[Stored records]

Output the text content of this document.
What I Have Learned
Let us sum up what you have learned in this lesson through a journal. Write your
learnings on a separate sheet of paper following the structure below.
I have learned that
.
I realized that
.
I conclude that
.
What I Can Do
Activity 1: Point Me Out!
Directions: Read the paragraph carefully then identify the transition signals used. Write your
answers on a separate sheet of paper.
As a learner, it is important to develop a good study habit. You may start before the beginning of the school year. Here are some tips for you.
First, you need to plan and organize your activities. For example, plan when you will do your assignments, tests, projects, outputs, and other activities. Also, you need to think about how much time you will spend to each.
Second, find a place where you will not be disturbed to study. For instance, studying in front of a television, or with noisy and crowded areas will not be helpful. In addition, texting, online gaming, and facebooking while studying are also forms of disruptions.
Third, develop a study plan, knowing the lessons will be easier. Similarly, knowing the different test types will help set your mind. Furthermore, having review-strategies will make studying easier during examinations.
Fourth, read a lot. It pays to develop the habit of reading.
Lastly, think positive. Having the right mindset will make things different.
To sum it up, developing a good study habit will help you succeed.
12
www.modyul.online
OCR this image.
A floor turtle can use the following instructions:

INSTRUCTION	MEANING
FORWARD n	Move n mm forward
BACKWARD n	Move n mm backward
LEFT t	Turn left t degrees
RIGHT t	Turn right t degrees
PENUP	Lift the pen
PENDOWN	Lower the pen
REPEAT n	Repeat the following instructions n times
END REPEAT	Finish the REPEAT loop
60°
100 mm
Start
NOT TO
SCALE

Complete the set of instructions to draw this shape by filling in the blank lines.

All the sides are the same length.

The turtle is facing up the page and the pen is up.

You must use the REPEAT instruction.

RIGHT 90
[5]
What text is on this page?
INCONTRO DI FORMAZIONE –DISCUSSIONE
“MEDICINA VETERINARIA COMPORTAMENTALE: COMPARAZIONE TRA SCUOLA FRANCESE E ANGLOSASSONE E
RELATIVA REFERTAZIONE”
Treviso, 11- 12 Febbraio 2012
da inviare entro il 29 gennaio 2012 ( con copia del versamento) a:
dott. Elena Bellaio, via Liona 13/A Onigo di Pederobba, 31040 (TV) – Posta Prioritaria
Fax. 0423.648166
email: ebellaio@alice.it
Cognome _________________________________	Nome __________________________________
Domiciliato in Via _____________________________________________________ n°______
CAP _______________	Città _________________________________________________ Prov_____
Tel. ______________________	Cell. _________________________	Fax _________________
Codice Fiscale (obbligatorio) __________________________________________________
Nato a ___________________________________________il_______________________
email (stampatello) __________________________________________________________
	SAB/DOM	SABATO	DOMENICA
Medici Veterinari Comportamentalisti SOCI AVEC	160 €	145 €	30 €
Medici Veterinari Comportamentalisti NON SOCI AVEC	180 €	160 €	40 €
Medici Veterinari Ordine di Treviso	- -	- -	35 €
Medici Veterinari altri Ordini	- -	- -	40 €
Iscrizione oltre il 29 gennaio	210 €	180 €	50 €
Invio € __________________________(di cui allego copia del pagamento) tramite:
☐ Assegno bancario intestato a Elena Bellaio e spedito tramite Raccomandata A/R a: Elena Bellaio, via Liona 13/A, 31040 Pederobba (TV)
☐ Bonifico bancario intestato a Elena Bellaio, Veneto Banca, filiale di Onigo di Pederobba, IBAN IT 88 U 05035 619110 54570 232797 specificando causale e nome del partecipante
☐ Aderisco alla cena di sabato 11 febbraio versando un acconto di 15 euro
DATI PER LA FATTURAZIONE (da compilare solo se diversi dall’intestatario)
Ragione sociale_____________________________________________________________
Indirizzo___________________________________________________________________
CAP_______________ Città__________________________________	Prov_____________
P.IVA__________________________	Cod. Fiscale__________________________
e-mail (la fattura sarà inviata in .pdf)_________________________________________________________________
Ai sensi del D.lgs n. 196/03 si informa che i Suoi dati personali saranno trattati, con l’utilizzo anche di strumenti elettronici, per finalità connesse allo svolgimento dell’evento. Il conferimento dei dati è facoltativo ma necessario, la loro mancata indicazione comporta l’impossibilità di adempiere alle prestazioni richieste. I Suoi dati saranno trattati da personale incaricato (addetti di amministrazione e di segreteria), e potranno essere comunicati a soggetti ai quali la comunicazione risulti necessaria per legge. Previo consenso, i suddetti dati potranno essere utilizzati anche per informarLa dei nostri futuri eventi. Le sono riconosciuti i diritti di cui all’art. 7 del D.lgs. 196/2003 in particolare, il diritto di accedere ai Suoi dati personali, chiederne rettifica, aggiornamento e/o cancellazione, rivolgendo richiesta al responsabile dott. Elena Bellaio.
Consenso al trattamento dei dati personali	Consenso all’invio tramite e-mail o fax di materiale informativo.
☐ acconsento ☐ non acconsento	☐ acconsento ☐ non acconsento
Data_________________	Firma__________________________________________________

Problem requirements:
Scan the data above and copy every line with "paper" in it.

Finished answer:
learnings on a separate sheet of paper following the structure below.
answers on a separate sheet of paper.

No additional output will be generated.